**Your instructions:**
Your task is to output the entries below word for word.

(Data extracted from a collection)

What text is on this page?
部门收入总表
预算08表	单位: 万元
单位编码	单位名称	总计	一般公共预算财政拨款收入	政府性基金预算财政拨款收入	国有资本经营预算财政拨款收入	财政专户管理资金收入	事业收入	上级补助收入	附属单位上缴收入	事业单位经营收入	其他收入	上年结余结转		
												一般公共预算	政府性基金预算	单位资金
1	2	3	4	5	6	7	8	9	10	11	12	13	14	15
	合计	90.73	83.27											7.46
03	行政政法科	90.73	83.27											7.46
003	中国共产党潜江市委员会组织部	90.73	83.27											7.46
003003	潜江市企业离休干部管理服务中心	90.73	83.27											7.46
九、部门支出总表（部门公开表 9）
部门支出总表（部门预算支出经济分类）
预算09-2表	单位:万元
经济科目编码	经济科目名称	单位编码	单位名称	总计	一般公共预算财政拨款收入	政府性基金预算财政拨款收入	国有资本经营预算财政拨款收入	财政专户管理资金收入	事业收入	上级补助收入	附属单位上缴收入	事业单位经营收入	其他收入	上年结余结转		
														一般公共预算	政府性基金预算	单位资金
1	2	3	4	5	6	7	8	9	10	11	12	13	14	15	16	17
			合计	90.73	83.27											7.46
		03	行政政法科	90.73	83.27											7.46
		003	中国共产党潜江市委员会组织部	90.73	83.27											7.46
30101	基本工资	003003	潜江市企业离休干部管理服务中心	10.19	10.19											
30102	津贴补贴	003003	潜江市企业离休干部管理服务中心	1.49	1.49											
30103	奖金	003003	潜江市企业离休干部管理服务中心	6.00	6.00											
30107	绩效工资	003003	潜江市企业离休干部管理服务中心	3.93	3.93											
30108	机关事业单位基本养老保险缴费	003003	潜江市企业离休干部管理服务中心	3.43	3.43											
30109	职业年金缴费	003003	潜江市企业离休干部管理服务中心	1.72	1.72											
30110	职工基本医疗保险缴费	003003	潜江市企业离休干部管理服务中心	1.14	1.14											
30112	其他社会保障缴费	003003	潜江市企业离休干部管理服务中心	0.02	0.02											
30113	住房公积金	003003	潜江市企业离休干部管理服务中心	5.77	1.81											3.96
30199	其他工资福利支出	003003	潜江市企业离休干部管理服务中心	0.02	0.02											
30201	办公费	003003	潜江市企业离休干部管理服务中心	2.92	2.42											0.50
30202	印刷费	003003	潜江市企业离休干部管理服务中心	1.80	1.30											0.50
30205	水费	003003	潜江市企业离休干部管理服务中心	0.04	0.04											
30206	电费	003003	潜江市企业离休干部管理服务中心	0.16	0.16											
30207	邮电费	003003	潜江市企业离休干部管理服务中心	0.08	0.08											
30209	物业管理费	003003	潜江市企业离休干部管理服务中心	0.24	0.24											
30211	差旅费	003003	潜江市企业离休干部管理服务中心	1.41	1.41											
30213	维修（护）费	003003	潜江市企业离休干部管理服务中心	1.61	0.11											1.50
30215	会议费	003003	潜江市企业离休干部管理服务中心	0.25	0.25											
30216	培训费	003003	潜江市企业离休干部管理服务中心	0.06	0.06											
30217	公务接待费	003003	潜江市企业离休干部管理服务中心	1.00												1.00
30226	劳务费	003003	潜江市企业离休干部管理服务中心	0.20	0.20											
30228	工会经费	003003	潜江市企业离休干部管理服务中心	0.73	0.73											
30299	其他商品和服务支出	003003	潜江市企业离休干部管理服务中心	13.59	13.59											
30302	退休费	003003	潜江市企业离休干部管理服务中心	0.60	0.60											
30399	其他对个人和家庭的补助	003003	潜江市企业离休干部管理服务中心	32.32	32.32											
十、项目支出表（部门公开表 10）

**Solution to this task:**
What text is on this page?
部门收入总表
预算08表	单位: 万元
单位编码	单位名称	总计	一般公共预算财政拨款收入	政府性基金预算财政拨款收入	国有资本经营预算财政拨款收入	财政专户管理资金收入	事业收入	上级补助收入	附属单位上缴收入	事业单位经营收入	其他收入	上年结余结转		
												一般公共预算	政府性基金预算	单位资金
1	2	3	4	5	6	7	8	9	10	11	12	13	14	15
	合计	90.73	83.27											7.46
03	行政政法科	90.73	83.27											7.46
003	中国共产党潜江市委员会组织部	90.73	83.27											7.46
003003	潜江市企业离休干部管理服务中心	90.73	83.27											7.46
九、部门支出总表（部门公开表 9）
部门支出总表（部门预算支出经济分类）
预算09-2表	单位:万元
经济科目编码	经济科目名称	单位编码	单位名称	总计	一般公共预算财政拨款收入	政府性基金预算财政拨款收入	国有资本经营预算财政拨款收入	财政专户管理资金收入	事业收入	上级补助收入	附属单位上缴收入	事业单位经营收入	其他收入	上年结余结转		
														一般公共预算	政府性基金预算	单位资金
1	2	3	4	5	6	7	8	9	10	11	12	13	14	15	16	17
			合计	90.73	83.27											7.46
		03	行政政法科	90.73	83.27											7.46
		003	中国共产党潜江市委员会组织部	90.73	83.27											7.46
30101	基本工资	003003	潜江市企业离休干部管理服务中心	10.19	10.19											
30102	津贴补贴	003003	潜江市企业离休干部管理服务中心	1.49	1.49											
30103	奖金	003003	潜江市企业离休干部管理服务中心	6.00	6.00											
30107	绩效工资	003003	潜江市企业离休干部管理服务中心	3.93	3.93											
30108	机关事业单位基本养老保险缴费	003003	潜江市企业离休干部管理服务中心	3.43	3.43											
30109	职业年金缴费	003003	潜江市企业离休干部管理服务中心	1.72	1.72											
30110	职工基本医疗保险缴费	003003	潜江市企业离休干部管理服务中心	1.14	1.14											
30112	其他社会保障缴费	003003	潜江市企业离休干部管理服务中心	0.02	0.02											
30113	住房公积金	003003	潜江市企业离休干部管理服务中心	5.77	1.81											3.96
30199	其他工资福利支出	003003	潜江市企业离休干部管理服务中心	0.02	0.02											
30201	办公费	003003	潜江市企业离休干部管理服务中心	2.92	2.42											0.50
30202	印刷费	003003	潜江市企业离休干部管理服务中心	1.80	1.30											0.50
30205	水费	003003	潜江市企业离休干部管理服务中心	0.04	0.04											
30206	电费	003003	潜江市企业离休干部管理服务中心	0.16	0.16											
30207	邮电费	003003	潜江市企业离休干部管理服务中心	0.08	0.08											
30209	物业管理费	003003	潜江市企业离休干部管理服务中心	0.24	0.24											
30211	差旅费	003003	潜江市企业离休干部管理服务中心	1.41	1.41											
30213	维修（护）费	003003	潜江市企业离休干部管理服务中心	1.61	0.11											1.50
30215	会议费	003003	潜江市企业离休干部管理服务中心	0.25	0.25											
30216	培训费	003003	潜江市企业离休干部管理服务中心	0.06	0.06											
30217	公务接待费	003003	潜江市企业离休干部管理服务中心	1.00												1.00
30226	劳务费	003003	潜江市企业离休干部管理服务中心	0.20	0.20											
30228	工会经费	003003	潜江市企业离休干部管理服务中心	0.73	0.73											
30299	其他商品和服务支出	003003	潜江市企业离休干部管理服务中心	13.59	13.59											
30302	退休费	003003	潜江市企业离休干部管理服务中心	0.60	0.60											
30399	其他对个人和家庭的补助	003003	潜江市企业离休干部管理服务中心	32.32	32.32											
十、项目支出表（部门公开表 10）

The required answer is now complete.